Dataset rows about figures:
■ ■ ■ ■ ■ ■ ■

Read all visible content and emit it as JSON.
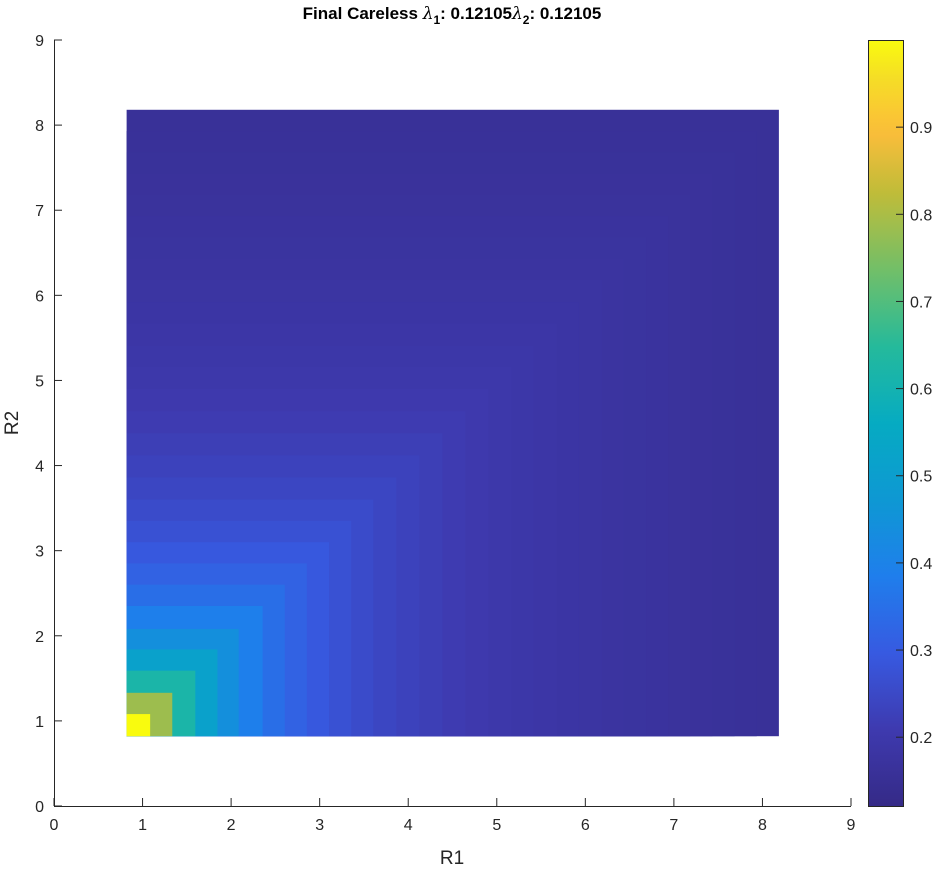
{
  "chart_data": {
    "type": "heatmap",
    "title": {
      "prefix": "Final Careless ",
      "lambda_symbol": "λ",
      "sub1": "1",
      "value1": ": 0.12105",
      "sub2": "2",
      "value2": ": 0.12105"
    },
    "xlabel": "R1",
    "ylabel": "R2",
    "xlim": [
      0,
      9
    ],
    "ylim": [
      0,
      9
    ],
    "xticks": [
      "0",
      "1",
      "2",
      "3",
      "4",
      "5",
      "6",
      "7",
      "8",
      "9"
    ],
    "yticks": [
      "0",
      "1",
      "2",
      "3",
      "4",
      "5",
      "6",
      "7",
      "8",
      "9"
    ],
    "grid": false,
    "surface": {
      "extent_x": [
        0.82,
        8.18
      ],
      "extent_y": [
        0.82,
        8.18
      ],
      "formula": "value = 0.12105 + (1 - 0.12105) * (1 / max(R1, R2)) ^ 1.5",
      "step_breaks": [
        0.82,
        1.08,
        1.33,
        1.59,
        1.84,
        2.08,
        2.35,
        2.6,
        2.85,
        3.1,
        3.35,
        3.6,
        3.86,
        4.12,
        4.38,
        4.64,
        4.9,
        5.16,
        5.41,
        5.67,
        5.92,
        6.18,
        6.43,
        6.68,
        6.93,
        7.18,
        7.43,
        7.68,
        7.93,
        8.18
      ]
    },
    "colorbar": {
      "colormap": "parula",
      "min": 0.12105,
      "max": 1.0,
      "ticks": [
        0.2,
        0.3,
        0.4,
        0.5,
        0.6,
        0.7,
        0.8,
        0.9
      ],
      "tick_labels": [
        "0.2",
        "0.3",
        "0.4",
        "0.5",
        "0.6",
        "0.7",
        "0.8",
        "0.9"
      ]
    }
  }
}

■ ■ ■ ■ ■ ■ ■

What this task involves
Pictures are excluded; copy all other data exactly as shown.

Task output
Read all visible content and emit it as JSON.
{
  "chart_data": {
    "type": "heatmap",
    "title": {
      "prefix": "Final Careless ",
      "lambda_symbol": "λ",
      "sub1": "1",
      "value1": ": 0.12105",
      "sub2": "2",
      "value2": ": 0.12105"
    },
    "xlabel": "R1",
    "ylabel": "R2",
    "xlim": [
      0,
      9
    ],
    "ylim": [
      0,
      9
    ],
    "xticks": [
      "0",
      "1",
      "2",
      "3",
      "4",
      "5",
      "6",
      "7",
      "8",
      "9"
    ],
    "yticks": [
      "0",
      "1",
      "2",
      "3",
      "4",
      "5",
      "6",
      "7",
      "8",
      "9"
    ],
    "grid": false,
    "surface": {
      "extent_x": [
        0.82,
        8.18
      ],
      "extent_y": [
        0.82,
        8.18
      ],
      "formula": "value = 0.12105 + (1 - 0.12105) * (1 / max(R1, R2)) ^ 1.5",
      "step_breaks": [
        0.82,
        1.08,
        1.33,
        1.59,
        1.84,
        2.08,
        2.35,
        2.6,
        2.85,
        3.1,
        3.35,
        3.6,
        3.86,
        4.12,
        4.38,
        4.64,
        4.9,
        5.16,
        5.41,
        5.67,
        5.92,
        6.18,
        6.43,
        6.68,
        6.93,
        7.18,
        7.43,
        7.68,
        7.93,
        8.18
      ]
    },
    "colorbar": {
      "colormap": "parula",
      "min": 0.12105,
      "max": 1.0,
      "ticks": [
        0.2,
        0.3,
        0.4,
        0.5,
        0.6,
        0.7,
        0.8,
        0.9
      ],
      "tick_labels": [
        "0.2",
        "0.3",
        "0.4",
        "0.5",
        "0.6",
        "0.7",
        "0.8",
        "0.9"
      ]
    }
  }
}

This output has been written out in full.